(Saved data entries)
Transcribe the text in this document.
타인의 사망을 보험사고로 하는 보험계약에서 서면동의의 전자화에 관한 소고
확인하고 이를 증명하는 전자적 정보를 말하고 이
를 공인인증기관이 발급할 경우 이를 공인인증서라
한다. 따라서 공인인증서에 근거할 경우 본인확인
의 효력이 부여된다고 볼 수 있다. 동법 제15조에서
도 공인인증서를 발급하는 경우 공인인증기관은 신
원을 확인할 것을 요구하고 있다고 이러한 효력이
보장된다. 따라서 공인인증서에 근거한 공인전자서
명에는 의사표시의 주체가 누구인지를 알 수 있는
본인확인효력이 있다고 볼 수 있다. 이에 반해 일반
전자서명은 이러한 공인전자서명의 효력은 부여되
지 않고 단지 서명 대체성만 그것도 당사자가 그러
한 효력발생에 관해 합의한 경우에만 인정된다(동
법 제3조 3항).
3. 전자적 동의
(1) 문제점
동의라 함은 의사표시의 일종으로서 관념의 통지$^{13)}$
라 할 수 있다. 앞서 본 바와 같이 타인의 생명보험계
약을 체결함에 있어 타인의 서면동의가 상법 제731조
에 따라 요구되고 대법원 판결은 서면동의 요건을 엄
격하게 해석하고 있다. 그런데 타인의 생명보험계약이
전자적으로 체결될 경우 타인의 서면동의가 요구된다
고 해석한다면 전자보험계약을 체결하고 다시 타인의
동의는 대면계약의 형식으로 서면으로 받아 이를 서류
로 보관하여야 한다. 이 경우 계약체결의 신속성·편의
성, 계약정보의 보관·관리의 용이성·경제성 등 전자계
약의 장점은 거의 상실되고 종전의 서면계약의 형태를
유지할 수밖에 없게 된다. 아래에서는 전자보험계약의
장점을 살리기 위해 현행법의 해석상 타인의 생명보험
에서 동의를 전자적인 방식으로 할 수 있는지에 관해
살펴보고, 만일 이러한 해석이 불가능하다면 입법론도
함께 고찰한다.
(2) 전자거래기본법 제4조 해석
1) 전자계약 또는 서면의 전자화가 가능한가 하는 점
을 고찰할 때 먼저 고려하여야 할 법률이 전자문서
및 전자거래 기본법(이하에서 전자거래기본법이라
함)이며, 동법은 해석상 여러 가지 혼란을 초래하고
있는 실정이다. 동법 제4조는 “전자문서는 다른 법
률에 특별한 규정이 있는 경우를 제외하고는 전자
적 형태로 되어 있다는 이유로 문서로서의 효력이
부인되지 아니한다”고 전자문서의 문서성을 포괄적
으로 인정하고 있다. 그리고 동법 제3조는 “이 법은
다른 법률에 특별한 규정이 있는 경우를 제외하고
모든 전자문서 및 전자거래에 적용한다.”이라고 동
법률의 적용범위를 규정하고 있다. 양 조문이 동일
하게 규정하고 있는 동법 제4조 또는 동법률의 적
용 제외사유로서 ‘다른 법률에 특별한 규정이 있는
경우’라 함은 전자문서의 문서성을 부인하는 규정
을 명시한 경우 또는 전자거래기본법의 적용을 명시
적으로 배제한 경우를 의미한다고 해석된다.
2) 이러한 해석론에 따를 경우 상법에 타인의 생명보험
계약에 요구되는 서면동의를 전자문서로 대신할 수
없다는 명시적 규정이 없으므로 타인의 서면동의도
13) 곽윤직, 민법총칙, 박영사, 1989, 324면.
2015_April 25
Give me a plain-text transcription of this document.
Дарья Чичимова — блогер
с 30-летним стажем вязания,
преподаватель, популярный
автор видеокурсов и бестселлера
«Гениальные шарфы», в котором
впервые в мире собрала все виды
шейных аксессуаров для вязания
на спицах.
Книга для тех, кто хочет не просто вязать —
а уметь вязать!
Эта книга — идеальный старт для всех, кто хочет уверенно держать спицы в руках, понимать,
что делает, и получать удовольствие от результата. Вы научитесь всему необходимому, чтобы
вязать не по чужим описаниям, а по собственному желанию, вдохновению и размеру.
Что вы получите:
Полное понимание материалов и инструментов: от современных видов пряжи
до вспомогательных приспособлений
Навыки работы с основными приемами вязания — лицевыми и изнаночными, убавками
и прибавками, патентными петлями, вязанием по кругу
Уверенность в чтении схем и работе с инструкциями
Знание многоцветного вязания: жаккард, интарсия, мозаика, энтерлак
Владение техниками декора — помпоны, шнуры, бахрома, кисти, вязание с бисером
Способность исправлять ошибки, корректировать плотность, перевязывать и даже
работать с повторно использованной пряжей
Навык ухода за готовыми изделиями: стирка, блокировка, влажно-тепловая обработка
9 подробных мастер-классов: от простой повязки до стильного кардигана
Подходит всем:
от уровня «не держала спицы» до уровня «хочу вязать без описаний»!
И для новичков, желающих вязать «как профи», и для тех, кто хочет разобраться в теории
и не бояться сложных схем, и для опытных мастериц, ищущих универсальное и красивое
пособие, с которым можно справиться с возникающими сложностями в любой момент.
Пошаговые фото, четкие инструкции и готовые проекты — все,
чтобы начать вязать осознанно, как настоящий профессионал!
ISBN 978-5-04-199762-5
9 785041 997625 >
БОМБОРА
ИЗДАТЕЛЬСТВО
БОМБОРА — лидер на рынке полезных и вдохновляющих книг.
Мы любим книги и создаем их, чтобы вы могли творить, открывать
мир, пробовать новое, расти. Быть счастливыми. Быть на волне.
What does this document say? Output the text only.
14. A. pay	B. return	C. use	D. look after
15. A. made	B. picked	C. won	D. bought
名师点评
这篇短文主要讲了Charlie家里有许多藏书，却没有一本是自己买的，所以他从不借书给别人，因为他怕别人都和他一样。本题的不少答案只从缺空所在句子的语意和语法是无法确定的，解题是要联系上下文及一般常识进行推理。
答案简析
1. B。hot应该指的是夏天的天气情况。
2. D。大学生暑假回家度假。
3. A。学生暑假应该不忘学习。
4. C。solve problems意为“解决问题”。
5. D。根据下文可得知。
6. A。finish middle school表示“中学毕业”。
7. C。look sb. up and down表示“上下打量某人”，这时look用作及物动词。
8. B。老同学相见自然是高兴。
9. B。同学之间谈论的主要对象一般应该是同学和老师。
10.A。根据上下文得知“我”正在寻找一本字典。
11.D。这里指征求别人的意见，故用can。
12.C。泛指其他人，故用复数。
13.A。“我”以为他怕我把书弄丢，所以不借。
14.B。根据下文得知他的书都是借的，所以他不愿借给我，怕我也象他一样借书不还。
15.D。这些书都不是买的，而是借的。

> [Directions]: Your task is to quote all of the data word for word.

> [Task solution]:
Transcribe the text in this document.
타인의 사망을 보험사고로 하는 보험계약에서 서면동의의 전자화에 관한 소고
확인하고 이를 증명하는 전자적 정보를 말하고 이
를 공인인증기관이 발급할 경우 이를 공인인증서라
한다. 따라서 공인인증서에 근거할 경우 본인확인
의 효력이 부여된다고 볼 수 있다. 동법 제15조에서
도 공인인증서를 발급하는 경우 공인인증기관은 신
원을 확인할 것을 요구하고 있다고 이러한 효력이
보장된다. 따라서 공인인증서에 근거한 공인전자서
명에는 의사표시의 주체가 누구인지를 알 수 있는
본인확인효력이 있다고 볼 수 있다. 이에 반해 일반
전자서명은 이러한 공인전자서명의 효력은 부여되
지 않고 단지 서명 대체성만 그것도 당사자가 그러
한 효력발생에 관해 합의한 경우에만 인정된다(동
법 제3조 3항).
3. 전자적 동의
(1) 문제점
동의라 함은 의사표시의 일종으로서 관념의 통지$^{13)}$
라 할 수 있다. 앞서 본 바와 같이 타인의 생명보험계
약을 체결함에 있어 타인의 서면동의가 상법 제731조
에 따라 요구되고 대법원 판결은 서면동의 요건을 엄
격하게 해석하고 있다. 그런데 타인의 생명보험계약이
전자적으로 체결될 경우 타인의 서면동의가 요구된다
고 해석한다면 전자보험계약을 체결하고 다시 타인의
동의는 대면계약의 형식으로 서면으로 받아 이를 서류
로 보관하여야 한다. 이 경우 계약체결의 신속성·편의
성, 계약정보의 보관·관리의 용이성·경제성 등 전자계
약의 장점은 거의 상실되고 종전의 서면계약의 형태를
유지할 수밖에 없게 된다. 아래에서는 전자보험계약의
장점을 살리기 위해 현행법의 해석상 타인의 생명보험
에서 동의를 전자적인 방식으로 할 수 있는지에 관해
살펴보고, 만일 이러한 해석이 불가능하다면 입법론도
함께 고찰한다.
(2) 전자거래기본법 제4조 해석
1) 전자계약 또는 서면의 전자화가 가능한가 하는 점
을 고찰할 때 먼저 고려하여야 할 법률이 전자문서
및 전자거래 기본법(이하에서 전자거래기본법이라
함)이며, 동법은 해석상 여러 가지 혼란을 초래하고
있는 실정이다. 동법 제4조는 “전자문서는 다른 법
률에 특별한 규정이 있는 경우를 제외하고는 전자
적 형태로 되어 있다는 이유로 문서로서의 효력이
부인되지 아니한다”고 전자문서의 문서성을 포괄적
으로 인정하고 있다. 그리고 동법 제3조는 “이 법은
다른 법률에 특별한 규정이 있는 경우를 제외하고
모든 전자문서 및 전자거래에 적용한다.”이라고 동
법률의 적용범위를 규정하고 있다. 양 조문이 동일
하게 규정하고 있는 동법 제4조 또는 동법률의 적
용 제외사유로서 ‘다른 법률에 특별한 규정이 있는
경우’라 함은 전자문서의 문서성을 부인하는 규정
을 명시한 경우 또는 전자거래기본법의 적용을 명시
적으로 배제한 경우를 의미한다고 해석된다.
2) 이러한 해석론에 따를 경우 상법에 타인의 생명보험
계약에 요구되는 서면동의를 전자문서로 대신할 수
없다는 명시적 규정이 없으므로 타인의 서면동의도
13) 곽윤직, 민법총칙, 박영사, 1989, 324면.
2015_April 25
Give me a plain-text transcription of this document.
Дарья Чичимова — блогер
с 30-летним стажем вязания,
преподаватель, популярный
автор видеокурсов и бестселлера
«Гениальные шарфы», в котором
впервые в мире собрала все виды
шейных аксессуаров для вязания
на спицах.
Книга для тех, кто хочет не просто вязать —
а уметь вязать!
Эта книга — идеальный старт для всех, кто хочет уверенно держать спицы в руках, понимать,
что делает, и получать удовольствие от результата. Вы научитесь всему необходимому, чтобы
вязать не по чужим описаниям, а по собственному желанию, вдохновению и размеру.
Что вы получите:
Полное понимание материалов и инструментов: от современных видов пряжи
до вспомогательных приспособлений
Навыки работы с основными приемами вязания — лицевыми и изнаночными, убавками
и прибавками, патентными петлями, вязанием по кругу
Уверенность в чтении схем и работе с инструкциями
Знание многоцветного вязания: жаккард, интарсия, мозаика, энтерлак
Владение техниками декора — помпоны, шнуры, бахрома, кисти, вязание с бисером
Способность исправлять ошибки, корректировать плотность, перевязывать и даже
работать с повторно использованной пряжей
Навык ухода за готовыми изделиями: стирка, блокировка, влажно-тепловая обработка
9 подробных мастер-классов: от простой повязки до стильного кардигана
Подходит всем:
от уровня «не держала спицы» до уровня «хочу вязать без описаний»!
И для новичков, желающих вязать «как профи», и для тех, кто хочет разобраться в теории
и не бояться сложных схем, и для опытных мастериц, ищущих универсальное и красивое
пособие, с которым можно справиться с возникающими сложностями в любой момент.
Пошаговые фото, четкие инструкции и готовые проекты — все,
чтобы начать вязать осознанно, как настоящий профессионал!
ISBN 978-5-04-199762-5
9 785041 997625 >
БОМБОРА
ИЗДАТЕЛЬСТВО
БОМБОРА — лидер на рынке полезных и вдохновляющих книг.
Мы любим книги и создаем их, чтобы вы могли творить, открывать
мир, пробовать новое, расти. Быть счастливыми. Быть на волне.
What does this document say? Output the text only.
14. A. pay	B. return	C. use	D. look after
15. A. made	B. picked	C. won	D. bought
名师点评
这篇短文主要讲了Charlie家里有许多藏书，却没有一本是自己买的，所以他从不借书给别人，因为他怕别人都和他一样。本题的不少答案只从缺空所在句子的语意和语法是无法确定的，解题是要联系上下文及一般常识进行推理。
答案简析
1. B。hot应该指的是夏天的天气情况。
2. D。大学生暑假回家度假。
3. A。学生暑假应该不忘学习。
4. C。solve problems意为“解决问题”。
5. D。根据下文可得知。
6. A。finish middle school表示“中学毕业”。
7. C。look sb. up and down表示“上下打量某人”，这时look用作及物动词。
8. B。老同学相见自然是高兴。
9. B。同学之间谈论的主要对象一般应该是同学和老师。
10.A。根据上下文得知“我”正在寻找一本字典。
11.D。这里指征求别人的意见，故用can。
12.C。泛指其他人，故用复数。
13.A。“我”以为他怕我把书弄丢，所以不借。
14.B。根据下文得知他的书都是借的，所以他不愿借给我，怕我也象他一样借书不还。
15.D。这些书都不是买的，而是借的。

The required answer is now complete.